Problem to solve:
Show every line that has the string "wedge" in it.
## Begin Given entries
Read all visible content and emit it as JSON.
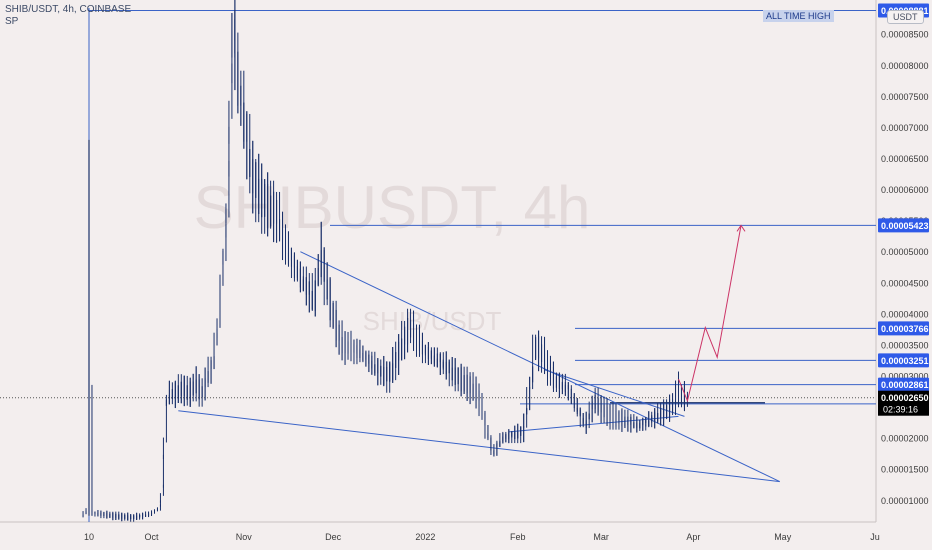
{
  "header": {
    "symbol_line": "SHIB/USDT, 4h, COINBASE",
    "indicator": "SP"
  },
  "badges": {
    "ath": "ALL TIME HIGH",
    "currency": "USDT"
  },
  "watermark": {
    "main": "SHIBUSDT, 4h",
    "sub": "SHIB/USDT"
  },
  "chart_data": {
    "type": "line",
    "title": "SHIB/USDT, 4h, COINBASE",
    "x_tick_labels": [
      "10",
      "Oct",
      "Nov",
      "Dec",
      "2022",
      "Feb",
      "Mar",
      "Apr",
      "May",
      "Ju"
    ],
    "y_tick_labels": [
      "0.00008500",
      "0.00008000",
      "0.00007500",
      "0.00007000",
      "0.00006500",
      "0.00006000",
      "0.00005500",
      "0.00005000",
      "0.00004500",
      "0.00004000",
      "0.00003500",
      "0.00003000",
      "0.00002500",
      "0.00002000",
      "0.00001500",
      "0.00001000"
    ],
    "ylim": [
      6.5e-06,
      9.05e-05
    ],
    "price_series": {
      "name": "SHIB/USDT",
      "points": [
        [
          "2021-09-08",
          7.5e-06
        ],
        [
          "2021-09-10",
          8.5e-06
        ],
        [
          "2021-09-10",
          6.8e-05
        ],
        [
          "2021-09-11",
          8e-06
        ],
        [
          "2021-09-18",
          7.5e-06
        ],
        [
          "2021-09-25",
          7.2e-06
        ],
        [
          "2021-10-01",
          7.8e-06
        ],
        [
          "2021-10-04",
          8.8e-06
        ],
        [
          "2021-10-05",
          1.22e-05
        ],
        [
          "2021-10-06",
          2.5e-05
        ],
        [
          "2021-10-07",
          2.7e-05
        ],
        [
          "2021-10-09",
          2.72e-05
        ],
        [
          "2021-10-12",
          2.8e-05
        ],
        [
          "2021-10-14",
          2.7e-05
        ],
        [
          "2021-10-16",
          2.9e-05
        ],
        [
          "2021-10-18",
          2.7e-05
        ],
        [
          "2021-10-20",
          3e-05
        ],
        [
          "2021-10-22",
          3.2e-05
        ],
        [
          "2021-10-24",
          4e-05
        ],
        [
          "2021-10-25",
          4.8e-05
        ],
        [
          "2021-10-26",
          5.2e-05
        ],
        [
          "2021-10-27",
          6.2e-05
        ],
        [
          "2021-10-28",
          8e-05
        ],
        [
          "2021-10-29",
          8.88e-05
        ],
        [
          "2021-10-30",
          7.8e-05
        ],
        [
          "2021-11-01",
          7.2e-05
        ],
        [
          "2021-11-04",
          6.2e-05
        ],
        [
          "2021-11-08",
          5.8e-05
        ],
        [
          "2021-11-12",
          5.6e-05
        ],
        [
          "2021-11-16",
          5e-05
        ],
        [
          "2021-11-20",
          4.6e-05
        ],
        [
          "2021-11-25",
          4.2e-05
        ],
        [
          "2021-11-27",
          5e-05
        ],
        [
          "2021-12-01",
          4e-05
        ],
        [
          "2021-12-04",
          3.5e-05
        ],
        [
          "2021-12-10",
          3.4e-05
        ],
        [
          "2021-12-16",
          3.1e-05
        ],
        [
          "2021-12-20",
          3e-05
        ],
        [
          "2021-12-27",
          3.8e-05
        ],
        [
          "2022-01-01",
          3.4e-05
        ],
        [
          "2022-01-07",
          3.2e-05
        ],
        [
          "2022-01-14",
          2.9e-05
        ],
        [
          "2022-01-19",
          2.7e-05
        ],
        [
          "2022-01-22",
          2.1e-05
        ],
        [
          "2022-01-24",
          1.75e-05
        ],
        [
          "2022-01-27",
          2e-05
        ],
        [
          "2022-02-03",
          2.1e-05
        ],
        [
          "2022-02-06",
          3e-05
        ],
        [
          "2022-02-07",
          3.5e-05
        ],
        [
          "2022-02-10",
          3.3e-05
        ],
        [
          "2022-02-14",
          2.9e-05
        ],
        [
          "2022-02-18",
          2.8e-05
        ],
        [
          "2022-02-22",
          2.4e-05
        ],
        [
          "2022-02-24",
          2.2e-05
        ],
        [
          "2022-02-27",
          2.6e-05
        ],
        [
          "2022-03-03",
          2.4e-05
        ],
        [
          "2022-03-08",
          2.3e-05
        ],
        [
          "2022-03-14",
          2.2e-05
        ],
        [
          "2022-03-18",
          2.3e-05
        ],
        [
          "2022-03-22",
          2.4e-05
        ],
        [
          "2022-03-25",
          2.5e-05
        ],
        [
          "2022-03-27",
          2.85e-05
        ],
        [
          "2022-03-28",
          2.7e-05
        ],
        [
          "2022-03-30",
          2.65e-05
        ]
      ]
    },
    "levels": [
      {
        "label": "0.00008881",
        "value": 8.881e-05
      },
      {
        "label": "0.00005423",
        "value": 5.423e-05
      },
      {
        "label": "0.00003766",
        "value": 3.766e-05
      },
      {
        "label": "0.00003251",
        "value": 3.251e-05
      },
      {
        "label": "0.00002861",
        "value": 2.861e-05
      },
      {
        "label": "0.00002550",
        "value": 2.55e-05
      }
    ],
    "current_price": {
      "label": "0.00002650",
      "value": 2.65e-05,
      "countdown": "02:39:16"
    },
    "trendlines": [
      {
        "name": "falling-wedge-top",
        "from": [
          "2021-11-20",
          5e-05
        ],
        "to": [
          "2022-04-30",
          1.3e-05
        ]
      },
      {
        "name": "falling-wedge-bottom",
        "from": [
          "2021-10-10",
          2.44e-05
        ],
        "to": [
          "2022-04-30",
          1.3e-05
        ]
      },
      {
        "name": "support-line",
        "from": [
          "2022-01-29",
          2.1e-05
        ],
        "to": [
          "2022-03-27",
          2.35e-05
        ]
      },
      {
        "name": "descending-resistance",
        "from": [
          "2022-02-10",
          3.1e-05
        ],
        "to": [
          "2022-03-29",
          2.35e-05
        ]
      }
    ],
    "projection": {
      "name": "projected-path",
      "points": [
        [
          "2022-03-27",
          2.95e-05
        ],
        [
          "2022-03-30",
          2.6e-05
        ],
        [
          "2022-04-05",
          3.78e-05
        ],
        [
          "2022-04-09",
          3.3e-05
        ],
        [
          "2022-04-17",
          5.423e-05
        ]
      ]
    },
    "colors": {
      "background": "#f3eeee",
      "candles": "#1a3069",
      "lines": "#3a63c7",
      "projection": "#cc3366",
      "label_bg": "#2f5ae8",
      "current_bg": "#000000"
    }
  }
}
## End Given entries
Answer to this problem:
        "name": "falling-wedge-top",
        "name": "falling-wedge-bottom",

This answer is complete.